[Start RECORDED INFORMATION]

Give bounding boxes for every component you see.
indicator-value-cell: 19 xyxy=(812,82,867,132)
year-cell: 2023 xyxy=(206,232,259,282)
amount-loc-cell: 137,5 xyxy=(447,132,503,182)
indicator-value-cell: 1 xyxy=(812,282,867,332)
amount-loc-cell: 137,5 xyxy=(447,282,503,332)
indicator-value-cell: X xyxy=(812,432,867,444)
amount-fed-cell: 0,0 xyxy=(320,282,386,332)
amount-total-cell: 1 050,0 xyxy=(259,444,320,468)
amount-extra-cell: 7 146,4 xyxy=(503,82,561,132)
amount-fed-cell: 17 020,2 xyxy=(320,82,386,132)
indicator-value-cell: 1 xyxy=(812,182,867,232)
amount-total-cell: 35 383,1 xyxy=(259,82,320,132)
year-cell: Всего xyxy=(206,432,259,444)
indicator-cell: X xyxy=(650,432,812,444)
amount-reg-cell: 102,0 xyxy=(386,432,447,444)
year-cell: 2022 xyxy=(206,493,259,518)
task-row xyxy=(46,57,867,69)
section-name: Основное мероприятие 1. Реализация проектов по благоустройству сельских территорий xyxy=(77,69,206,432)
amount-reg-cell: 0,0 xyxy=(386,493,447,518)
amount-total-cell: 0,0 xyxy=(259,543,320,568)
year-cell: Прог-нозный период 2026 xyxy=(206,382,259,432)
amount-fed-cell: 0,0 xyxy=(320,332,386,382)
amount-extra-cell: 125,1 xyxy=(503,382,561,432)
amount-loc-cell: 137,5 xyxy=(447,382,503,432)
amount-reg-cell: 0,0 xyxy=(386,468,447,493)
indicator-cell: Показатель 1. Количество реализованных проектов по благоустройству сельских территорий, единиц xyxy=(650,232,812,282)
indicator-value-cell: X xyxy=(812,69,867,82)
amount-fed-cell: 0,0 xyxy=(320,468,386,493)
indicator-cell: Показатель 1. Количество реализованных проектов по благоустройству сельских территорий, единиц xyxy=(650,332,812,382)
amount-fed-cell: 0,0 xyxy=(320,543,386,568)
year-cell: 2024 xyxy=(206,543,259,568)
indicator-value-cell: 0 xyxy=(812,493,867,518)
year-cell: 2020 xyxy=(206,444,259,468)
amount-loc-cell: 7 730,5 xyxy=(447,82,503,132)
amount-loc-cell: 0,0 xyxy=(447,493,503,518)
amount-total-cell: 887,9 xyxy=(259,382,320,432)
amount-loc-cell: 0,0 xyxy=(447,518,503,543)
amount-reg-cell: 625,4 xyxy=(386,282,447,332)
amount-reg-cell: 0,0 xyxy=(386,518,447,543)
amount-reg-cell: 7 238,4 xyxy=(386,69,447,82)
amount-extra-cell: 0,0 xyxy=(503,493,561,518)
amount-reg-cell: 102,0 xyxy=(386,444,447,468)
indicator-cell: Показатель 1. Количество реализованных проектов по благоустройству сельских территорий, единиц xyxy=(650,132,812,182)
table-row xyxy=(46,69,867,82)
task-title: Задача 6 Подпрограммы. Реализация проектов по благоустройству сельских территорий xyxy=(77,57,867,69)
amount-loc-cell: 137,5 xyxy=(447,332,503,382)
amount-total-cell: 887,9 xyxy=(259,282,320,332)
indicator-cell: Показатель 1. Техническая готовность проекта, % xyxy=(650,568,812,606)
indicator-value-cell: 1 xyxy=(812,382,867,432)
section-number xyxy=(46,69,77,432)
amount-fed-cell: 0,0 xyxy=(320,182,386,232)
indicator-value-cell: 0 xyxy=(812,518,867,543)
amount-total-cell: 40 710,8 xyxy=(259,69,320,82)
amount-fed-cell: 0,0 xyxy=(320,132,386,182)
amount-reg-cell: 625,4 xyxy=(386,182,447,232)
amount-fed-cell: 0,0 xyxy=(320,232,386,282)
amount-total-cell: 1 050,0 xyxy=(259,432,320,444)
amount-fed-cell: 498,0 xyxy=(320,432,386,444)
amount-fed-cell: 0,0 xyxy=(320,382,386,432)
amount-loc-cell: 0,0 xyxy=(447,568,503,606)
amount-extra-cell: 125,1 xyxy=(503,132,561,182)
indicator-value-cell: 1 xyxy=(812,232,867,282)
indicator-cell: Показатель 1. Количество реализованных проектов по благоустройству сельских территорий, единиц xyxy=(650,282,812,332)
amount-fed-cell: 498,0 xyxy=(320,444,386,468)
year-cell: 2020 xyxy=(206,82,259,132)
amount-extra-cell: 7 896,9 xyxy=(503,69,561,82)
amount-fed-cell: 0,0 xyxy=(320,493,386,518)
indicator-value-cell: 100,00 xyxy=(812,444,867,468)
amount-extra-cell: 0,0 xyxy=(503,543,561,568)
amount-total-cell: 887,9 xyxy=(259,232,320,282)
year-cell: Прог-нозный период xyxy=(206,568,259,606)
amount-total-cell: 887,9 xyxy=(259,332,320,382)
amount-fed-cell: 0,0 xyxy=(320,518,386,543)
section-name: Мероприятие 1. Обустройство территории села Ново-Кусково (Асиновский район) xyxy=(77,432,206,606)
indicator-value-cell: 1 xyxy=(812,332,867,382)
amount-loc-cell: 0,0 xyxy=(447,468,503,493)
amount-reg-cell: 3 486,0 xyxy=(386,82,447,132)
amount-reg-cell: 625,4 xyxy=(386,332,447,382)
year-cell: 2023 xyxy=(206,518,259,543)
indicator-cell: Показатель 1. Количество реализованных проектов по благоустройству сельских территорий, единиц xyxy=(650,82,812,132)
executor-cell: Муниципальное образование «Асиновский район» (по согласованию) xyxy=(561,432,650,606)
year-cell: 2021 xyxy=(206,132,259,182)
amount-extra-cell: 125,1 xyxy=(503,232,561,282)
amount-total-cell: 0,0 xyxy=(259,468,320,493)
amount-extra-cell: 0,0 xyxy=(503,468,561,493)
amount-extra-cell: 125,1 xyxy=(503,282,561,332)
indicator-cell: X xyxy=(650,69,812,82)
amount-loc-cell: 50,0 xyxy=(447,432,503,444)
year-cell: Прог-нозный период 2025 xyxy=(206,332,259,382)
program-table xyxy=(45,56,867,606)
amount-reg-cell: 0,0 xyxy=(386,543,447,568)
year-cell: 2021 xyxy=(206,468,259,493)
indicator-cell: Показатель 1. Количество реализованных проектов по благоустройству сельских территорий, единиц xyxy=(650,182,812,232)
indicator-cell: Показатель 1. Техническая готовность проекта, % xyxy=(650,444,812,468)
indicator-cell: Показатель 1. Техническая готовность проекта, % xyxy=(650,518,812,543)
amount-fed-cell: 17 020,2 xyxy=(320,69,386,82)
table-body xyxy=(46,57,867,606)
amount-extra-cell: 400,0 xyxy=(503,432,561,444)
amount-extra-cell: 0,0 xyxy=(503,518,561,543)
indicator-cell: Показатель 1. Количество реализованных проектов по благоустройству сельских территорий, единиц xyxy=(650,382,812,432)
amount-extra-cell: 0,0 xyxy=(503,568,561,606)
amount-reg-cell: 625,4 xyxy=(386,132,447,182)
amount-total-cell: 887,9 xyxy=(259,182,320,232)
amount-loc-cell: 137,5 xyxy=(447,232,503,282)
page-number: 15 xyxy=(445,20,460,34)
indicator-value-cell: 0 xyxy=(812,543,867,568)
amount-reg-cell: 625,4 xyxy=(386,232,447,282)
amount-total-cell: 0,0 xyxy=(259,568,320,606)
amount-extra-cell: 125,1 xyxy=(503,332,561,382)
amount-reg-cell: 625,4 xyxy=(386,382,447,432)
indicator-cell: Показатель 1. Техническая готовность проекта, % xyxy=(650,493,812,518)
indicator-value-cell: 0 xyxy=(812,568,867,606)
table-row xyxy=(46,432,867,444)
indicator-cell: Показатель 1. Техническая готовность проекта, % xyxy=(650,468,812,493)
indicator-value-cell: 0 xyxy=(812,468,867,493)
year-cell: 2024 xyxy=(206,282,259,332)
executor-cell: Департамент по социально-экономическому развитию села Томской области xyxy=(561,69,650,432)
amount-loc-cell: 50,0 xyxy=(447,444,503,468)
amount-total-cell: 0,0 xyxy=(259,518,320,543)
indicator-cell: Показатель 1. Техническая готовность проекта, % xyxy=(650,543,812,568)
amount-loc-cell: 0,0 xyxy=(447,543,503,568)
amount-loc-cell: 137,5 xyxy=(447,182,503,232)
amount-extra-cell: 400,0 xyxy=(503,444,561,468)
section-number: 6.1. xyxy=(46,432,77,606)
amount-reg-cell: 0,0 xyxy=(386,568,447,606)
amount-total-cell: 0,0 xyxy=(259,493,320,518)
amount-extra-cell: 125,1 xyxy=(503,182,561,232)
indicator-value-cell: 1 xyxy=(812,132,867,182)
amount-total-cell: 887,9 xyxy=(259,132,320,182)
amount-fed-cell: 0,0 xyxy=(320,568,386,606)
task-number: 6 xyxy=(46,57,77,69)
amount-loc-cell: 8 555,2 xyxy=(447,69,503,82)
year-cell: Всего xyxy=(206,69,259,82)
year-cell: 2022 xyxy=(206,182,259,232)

[End RECORDED INFORMATION]

Copy the entries above verbatim, from their first line through the line that contains "amount-reg-cell: 102,0 xyxy=(386,432,447,444)", and stop there.

» FULL RESPONSE:
Give bounding boxes for every component you see.
indicator-value-cell: 19 xyxy=(812,82,867,132)
year-cell: 2023 xyxy=(206,232,259,282)
amount-loc-cell: 137,5 xyxy=(447,132,503,182)
indicator-value-cell: 1 xyxy=(812,282,867,332)
amount-loc-cell: 137,5 xyxy=(447,282,503,332)
indicator-value-cell: X xyxy=(812,432,867,444)
amount-fed-cell: 0,0 xyxy=(320,282,386,332)
amount-total-cell: 1 050,0 xyxy=(259,444,320,468)
amount-extra-cell: 7 146,4 xyxy=(503,82,561,132)
amount-fed-cell: 17 020,2 xyxy=(320,82,386,132)
indicator-value-cell: 1 xyxy=(812,182,867,232)
amount-total-cell: 35 383,1 xyxy=(259,82,320,132)
year-cell: Всего xyxy=(206,432,259,444)
indicator-cell: X xyxy=(650,432,812,444)
amount-reg-cell: 102,0 xyxy=(386,432,447,444)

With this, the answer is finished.